▶ Task instructions
Work out how many lines of the records hold the string "idler", and reply with that number alone.

▶ Data
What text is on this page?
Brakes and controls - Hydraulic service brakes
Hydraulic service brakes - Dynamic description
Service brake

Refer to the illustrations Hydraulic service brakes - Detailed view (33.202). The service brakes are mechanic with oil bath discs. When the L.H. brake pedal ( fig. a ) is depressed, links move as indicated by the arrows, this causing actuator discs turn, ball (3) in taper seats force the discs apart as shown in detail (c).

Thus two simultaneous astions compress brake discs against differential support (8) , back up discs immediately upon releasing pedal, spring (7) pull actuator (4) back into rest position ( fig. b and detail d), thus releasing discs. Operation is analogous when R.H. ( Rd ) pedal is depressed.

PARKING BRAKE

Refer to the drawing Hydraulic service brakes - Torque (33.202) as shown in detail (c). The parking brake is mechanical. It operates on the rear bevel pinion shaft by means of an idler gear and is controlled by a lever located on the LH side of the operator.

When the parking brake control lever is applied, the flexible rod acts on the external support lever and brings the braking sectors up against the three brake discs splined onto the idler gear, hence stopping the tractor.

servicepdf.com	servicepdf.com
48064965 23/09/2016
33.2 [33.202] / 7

▶ Response to the exercise
2